**What the task requires**
Give the data below again exactly as written, without its pictures.

**Records from a collection**
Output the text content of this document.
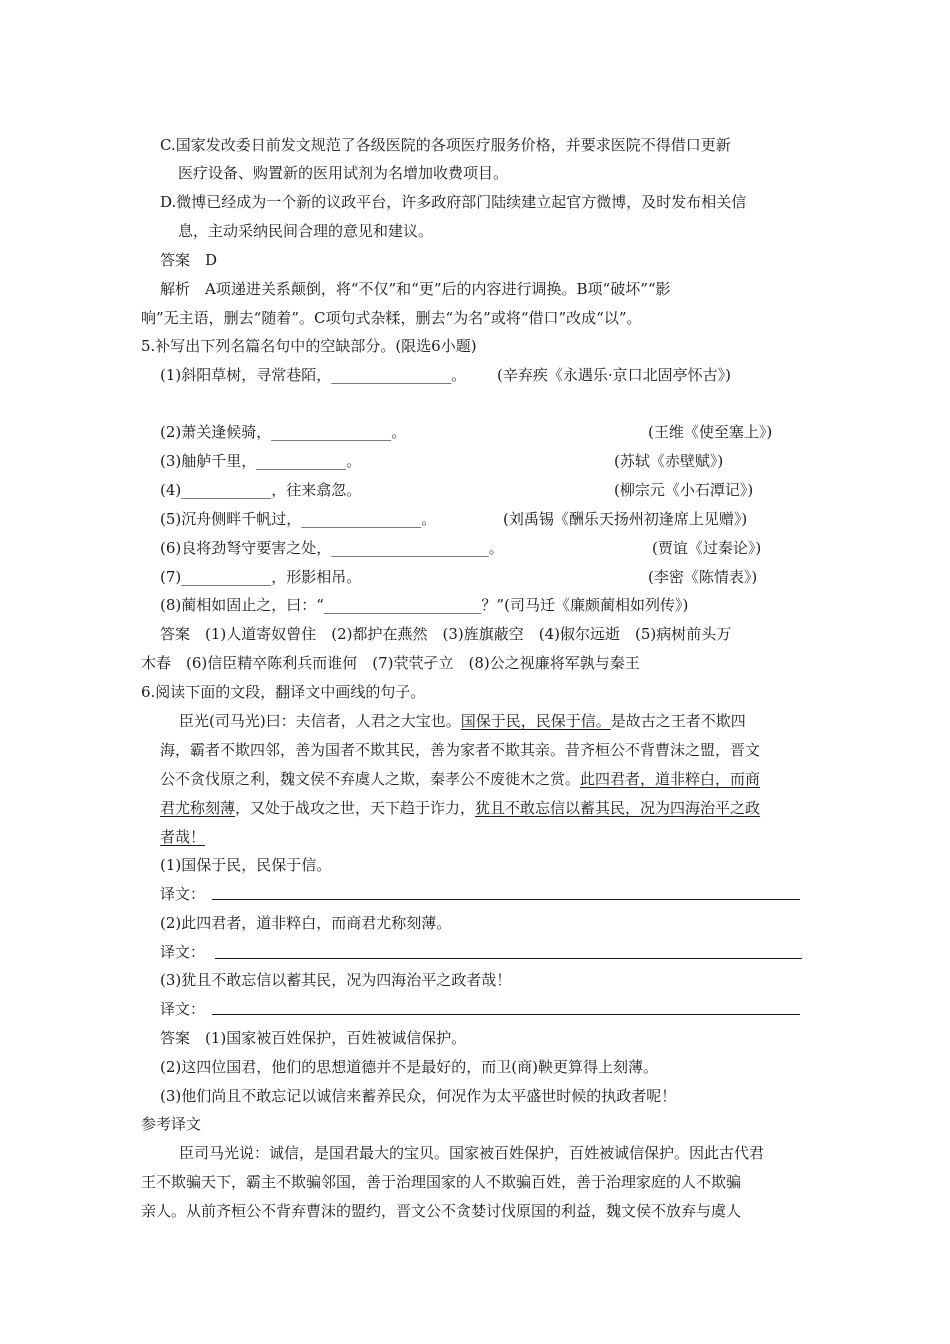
C.国家发改委日前发文规范了各级医院的各项医疗服务价格，并要求医院不得借口更新
医疗设备、购置新的医用试剂为名增加收费项目。
D.微博已经成为一个新的议政平台，许多政府部门陆续建立起官方微博，及时发布相关信
息，主动采纳民间合理的意见和建议。
答案　D
解析　A项递进关系颠倒，将“不仅”和“更”后的内容进行调换。B项“破坏”“影
响”无主语，删去“随着”。C项句式杂糅，删去“为名”或将“借口”改成“以”。
5.补写出下列名篇名句中的空缺部分。(限选6小题)
(1)斜阳草树，寻常巷陌，________________。 (辛弃疾《永遇乐·京口北固亭怀古》)
(2)萧关逢候骑，________________。	(王维《使至塞上》)
(3)舳舻千里，____________。	(苏轼《赤壁赋》)
(4)____________，往来翕忽。	(柳宗元《小石潭记》)
(5)沉舟侧畔千帆过，________________。	(刘禹锡《酬乐天扬州初逢席上见赠》)
(6)良将劲弩守要害之处，_____________________。	(贾谊《过秦论》)
(7)____________，形影相吊。	(李密《陈情表》)
(8)蔺相如固止之，曰：“_____________________？”(司马迁《廉颇蔺相如列传》)
答案　(1)人道寄奴曾住　(2)都护在燕然　(3)旌旗蔽空　(4)俶尔远逝　(5)病树前头万
木春　(6)信臣精卒陈利兵而谁何　(7)茕茕孑立　(8)公之视廉将军孰与秦王
6.阅读下面的文段，翻译文中画线的句子。
臣光(司马光)曰：夫信者，人君之大宝也。国保于民，民保于信。是故古之王者不欺四
海，霸者不欺四邻，善为国者不欺其民，善为家者不欺其亲。昔齐桓公不背曹沫之盟，晋文
公不贪伐原之利，魏文侯不弃虞人之欺，秦孝公不废徙木之赏。此四君者，道非粹白，而商
君尤称刻薄，又处于战攻之世，天下趋于诈力，犹且不敢忘信以蓄其民，况为四海治平之政
者哉！
(1)国保于民，民保于信。
译文：
(2)此四君者，道非粹白，而商君尤称刻薄。
译文：
(3)犹且不敢忘信以蓄其民，况为四海治平之政者哉！
译文：
答案　(1)国家被百姓保护，百姓被诚信保护。
(2)这四位国君，他们的思想道德并不是最好的，而卫(商)鞅更算得上刻薄。
(3)他们尚且不敢忘记以诚信来蓄养民众，何况作为太平盛世时候的执政者呢！
参考译文
臣司马光说：诚信，是国君最大的宝贝。国家被百姓保护，百姓被诚信保护。因此古代君
王不欺骗天下，霸主不欺骗邻国，善于治理国家的人不欺骗百姓，善于治理家庭的人不欺骗
亲人。从前齐桓公不背弃曹沫的盟约，晋文公不贪婪讨伐原国的利益，魏文侯不放弃与虞人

**Result for this exercise**
Output the text content of this document.
C.国家发改委日前发文规范了各级医院的各项医疗服务价格，并要求医院不得借口更新
医疗设备、购置新的医用试剂为名增加收费项目。
D.微博已经成为一个新的议政平台，许多政府部门陆续建立起官方微博，及时发布相关信
息，主动采纳民间合理的意见和建议。
答案　D
解析　A项递进关系颠倒，将“不仅”和“更”后的内容进行调换。B项“破坏”“影
响”无主语，删去“随着”。C项句式杂糅，删去“为名”或将“借口”改成“以”。
5.补写出下列名篇名句中的空缺部分。(限选6小题)
(1)斜阳草树，寻常巷陌，________________。 (辛弃疾《永遇乐·京口北固亭怀古》)
(2)萧关逢候骑，________________。	(王维《使至塞上》)
(3)舳舻千里，____________。	(苏轼《赤壁赋》)
(4)____________，往来翕忽。	(柳宗元《小石潭记》)
(5)沉舟侧畔千帆过，________________。	(刘禹锡《酬乐天扬州初逢席上见赠》)
(6)良将劲弩守要害之处，_____________________。	(贾谊《过秦论》)
(7)____________，形影相吊。	(李密《陈情表》)
(8)蔺相如固止之，曰：“_____________________？”(司马迁《廉颇蔺相如列传》)
答案　(1)人道寄奴曾住　(2)都护在燕然　(3)旌旗蔽空　(4)俶尔远逝　(5)病树前头万
木春　(6)信臣精卒陈利兵而谁何　(7)茕茕孑立　(8)公之视廉将军孰与秦王
6.阅读下面的文段，翻译文中画线的句子。
臣光(司马光)曰：夫信者，人君之大宝也。国保于民，民保于信。是故古之王者不欺四
海，霸者不欺四邻，善为国者不欺其民，善为家者不欺其亲。昔齐桓公不背曹沫之盟，晋文
公不贪伐原之利，魏文侯不弃虞人之欺，秦孝公不废徙木之赏。此四君者，道非粹白，而商
君尤称刻薄，又处于战攻之世，天下趋于诈力，犹且不敢忘信以蓄其民，况为四海治平之政
者哉！
(1)国保于民，民保于信。
译文：
(2)此四君者，道非粹白，而商君尤称刻薄。
译文：
(3)犹且不敢忘信以蓄其民，况为四海治平之政者哉！
译文：
答案　(1)国家被百姓保护，百姓被诚信保护。
(2)这四位国君，他们的思想道德并不是最好的，而卫(商)鞅更算得上刻薄。
(3)他们尚且不敢忘记以诚信来蓄养民众，何况作为太平盛世时候的执政者呢！
参考译文
臣司马光说：诚信，是国君最大的宝贝。国家被百姓保护，百姓被诚信保护。因此古代君
王不欺骗天下，霸主不欺骗邻国，善于治理国家的人不欺骗百姓，善于治理家庭的人不欺骗
亲人。从前齐桓公不背弃曹沫的盟约，晋文公不贪婪讨伐原国的利益，魏文侯不放弃与虞人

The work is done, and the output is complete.